Goal of the exercise: Go through the entries below and write each one out exactly.

Rows:
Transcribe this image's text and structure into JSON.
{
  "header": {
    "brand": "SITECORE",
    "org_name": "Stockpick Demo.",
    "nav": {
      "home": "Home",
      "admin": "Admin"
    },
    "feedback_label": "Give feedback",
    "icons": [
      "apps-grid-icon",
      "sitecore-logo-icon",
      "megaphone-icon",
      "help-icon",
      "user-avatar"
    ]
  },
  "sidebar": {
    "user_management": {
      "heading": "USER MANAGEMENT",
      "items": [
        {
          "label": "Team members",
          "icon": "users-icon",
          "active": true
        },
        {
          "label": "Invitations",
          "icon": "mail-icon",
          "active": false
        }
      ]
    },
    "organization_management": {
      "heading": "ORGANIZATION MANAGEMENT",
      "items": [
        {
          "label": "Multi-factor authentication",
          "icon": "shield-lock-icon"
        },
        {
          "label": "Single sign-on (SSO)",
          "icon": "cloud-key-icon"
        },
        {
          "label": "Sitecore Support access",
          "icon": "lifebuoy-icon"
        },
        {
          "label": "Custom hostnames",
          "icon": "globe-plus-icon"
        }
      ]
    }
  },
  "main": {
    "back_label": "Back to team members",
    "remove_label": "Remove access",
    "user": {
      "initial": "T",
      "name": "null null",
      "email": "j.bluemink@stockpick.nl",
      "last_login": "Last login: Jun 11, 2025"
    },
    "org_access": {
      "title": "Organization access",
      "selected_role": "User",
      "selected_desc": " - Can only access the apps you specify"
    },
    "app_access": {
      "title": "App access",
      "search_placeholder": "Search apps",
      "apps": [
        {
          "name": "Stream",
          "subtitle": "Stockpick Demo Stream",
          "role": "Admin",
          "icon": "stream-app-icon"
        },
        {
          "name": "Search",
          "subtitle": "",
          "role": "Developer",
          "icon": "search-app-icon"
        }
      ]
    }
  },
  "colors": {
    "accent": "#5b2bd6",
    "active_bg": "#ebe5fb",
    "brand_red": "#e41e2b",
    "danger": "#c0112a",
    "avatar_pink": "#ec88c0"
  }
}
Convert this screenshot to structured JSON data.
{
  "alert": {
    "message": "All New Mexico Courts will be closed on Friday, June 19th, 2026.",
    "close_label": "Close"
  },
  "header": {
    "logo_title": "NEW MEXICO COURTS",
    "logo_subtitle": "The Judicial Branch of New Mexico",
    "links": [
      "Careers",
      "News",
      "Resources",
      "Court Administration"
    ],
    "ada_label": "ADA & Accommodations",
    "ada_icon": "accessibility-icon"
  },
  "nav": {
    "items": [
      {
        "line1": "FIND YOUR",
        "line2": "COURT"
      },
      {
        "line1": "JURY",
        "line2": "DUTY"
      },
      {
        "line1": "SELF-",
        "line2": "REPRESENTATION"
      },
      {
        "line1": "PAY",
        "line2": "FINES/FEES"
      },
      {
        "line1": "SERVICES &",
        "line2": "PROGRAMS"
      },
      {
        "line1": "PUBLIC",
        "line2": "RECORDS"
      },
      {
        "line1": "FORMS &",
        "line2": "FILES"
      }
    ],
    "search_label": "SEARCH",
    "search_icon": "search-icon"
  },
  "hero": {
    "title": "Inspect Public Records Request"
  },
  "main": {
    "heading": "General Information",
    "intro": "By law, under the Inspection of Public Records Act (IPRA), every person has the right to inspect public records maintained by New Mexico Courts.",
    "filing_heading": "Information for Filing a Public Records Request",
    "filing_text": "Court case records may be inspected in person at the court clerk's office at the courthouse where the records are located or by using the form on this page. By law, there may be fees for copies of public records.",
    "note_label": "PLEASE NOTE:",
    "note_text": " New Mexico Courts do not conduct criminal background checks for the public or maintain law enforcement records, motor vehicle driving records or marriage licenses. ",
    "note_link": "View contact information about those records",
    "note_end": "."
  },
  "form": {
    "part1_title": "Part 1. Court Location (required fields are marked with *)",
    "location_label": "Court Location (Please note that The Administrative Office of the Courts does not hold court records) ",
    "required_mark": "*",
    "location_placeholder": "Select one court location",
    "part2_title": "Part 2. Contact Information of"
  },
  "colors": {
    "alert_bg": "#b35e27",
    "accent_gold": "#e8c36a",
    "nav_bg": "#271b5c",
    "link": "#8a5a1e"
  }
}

The result:
Transcribe this image's text and structure into JSON.
{
  "header": {
    "brand": "SITECORE",
    "org_name": "Stockpick Demo.",
    "nav": {
      "home": "Home",
      "admin": "Admin"
    },
    "feedback_label": "Give feedback",
    "icons": [
      "apps-grid-icon",
      "sitecore-logo-icon",
      "megaphone-icon",
      "help-icon",
      "user-avatar"
    ]
  },
  "sidebar": {
    "user_management": {
      "heading": "USER MANAGEMENT",
      "items": [
        {
          "label": "Team members",
          "icon": "users-icon",
          "active": true
        },
        {
          "label": "Invitations",
          "icon": "mail-icon",
          "active": false
        }
      ]
    },
    "organization_management": {
      "heading": "ORGANIZATION MANAGEMENT",
      "items": [
        {
          "label": "Multi-factor authentication",
          "icon": "shield-lock-icon"
        },
        {
          "label": "Single sign-on (SSO)",
          "icon": "cloud-key-icon"
        },
        {
          "label": "Sitecore Support access",
          "icon": "lifebuoy-icon"
        },
        {
          "label": "Custom hostnames",
          "icon": "globe-plus-icon"
        }
      ]
    }
  },
  "main": {
    "back_label": "Back to team members",
    "remove_label": "Remove access",
    "user": {
      "initial": "T",
      "name": "null null",
      "email": "j.bluemink@stockpick.nl",
      "last_login": "Last login: Jun 11, 2025"
    },
    "org_access": {
      "title": "Organization access",
      "selected_role": "User",
      "selected_desc": " - Can only access the apps you specify"
    },
    "app_access": {
      "title": "App access",
      "search_placeholder": "Search apps",
      "apps": [
        {
          "name": "Stream",
          "subtitle": "Stockpick Demo Stream",
          "role": "Admin",
          "icon": "stream-app-icon"
        },
        {
          "name": "Search",
          "subtitle": "",
          "role": "Developer",
          "icon": "search-app-icon"
        }
      ]
    }
  },
  "colors": {
    "accent": "#5b2bd6",
    "active_bg": "#ebe5fb",
    "brand_red": "#e41e2b",
    "danger": "#c0112a",
    "avatar_pink": "#ec88c0"
  }
}
Convert this screenshot to structured JSON data.
{
  "alert": {
    "message": "All New Mexico Courts will be closed on Friday, June 19th, 2026.",
    "close_label": "Close"
  },
  "header": {
    "logo_title": "NEW MEXICO COURTS",
    "logo_subtitle": "The Judicial Branch of New Mexico",
    "links": [
      "Careers",
      "News",
      "Resources",
      "Court Administration"
    ],
    "ada_label": "ADA & Accommodations",
    "ada_icon": "accessibility-icon"
  },
  "nav": {
    "items": [
      {
        "line1": "FIND YOUR",
        "line2": "COURT"
      },
      {
        "line1": "JURY",
        "line2": "DUTY"
      },
      {
        "line1": "SELF-",
        "line2": "REPRESENTATION"
      },
      {
        "line1": "PAY",
        "line2": "FINES/FEES"
      },
      {
        "line1": "SERVICES &",
        "line2": "PROGRAMS"
      },
      {
        "line1": "PUBLIC",
        "line2": "RECORDS"
      },
      {
        "line1": "FORMS &",
        "line2": "FILES"
      }
    ],
    "search_label": "SEARCH",
    "search_icon": "search-icon"
  },
  "hero": {
    "title": "Inspect Public Records Request"
  },
  "main": {
    "heading": "General Information",
    "intro": "By law, under the Inspection of Public Records Act (IPRA), every person has the right to inspect public records maintained by New Mexico Courts.",
    "filing_heading": "Information for Filing a Public Records Request",
    "filing_text": "Court case records may be inspected in person at the court clerk's office at the courthouse where the records are located or by using the form on this page. By law, there may be fees for copies of public records.",
    "note_label": "PLEASE NOTE:",
    "note_text": " New Mexico Courts do not conduct criminal background checks for the public or maintain law enforcement records, motor vehicle driving records or marriage licenses. ",
    "note_link": "View contact information about those records",
    "note_end": "."
  },
  "form": {
    "part1_title": "Part 1. Court Location (required fields are marked with *)",
    "location_label": "Court Location (Please note that The Administrative Office of the Courts does not hold court records) ",
    "required_mark": "*",
    "location_placeholder": "Select one court location",
    "part2_title": "Part 2. Contact Information of"
  },
  "colors": {
    "alert_bg": "#b35e27",
    "accent_gold": "#e8c36a",
    "nav_bg": "#271b5c",
    "link": "#8a5a1e"
  }
}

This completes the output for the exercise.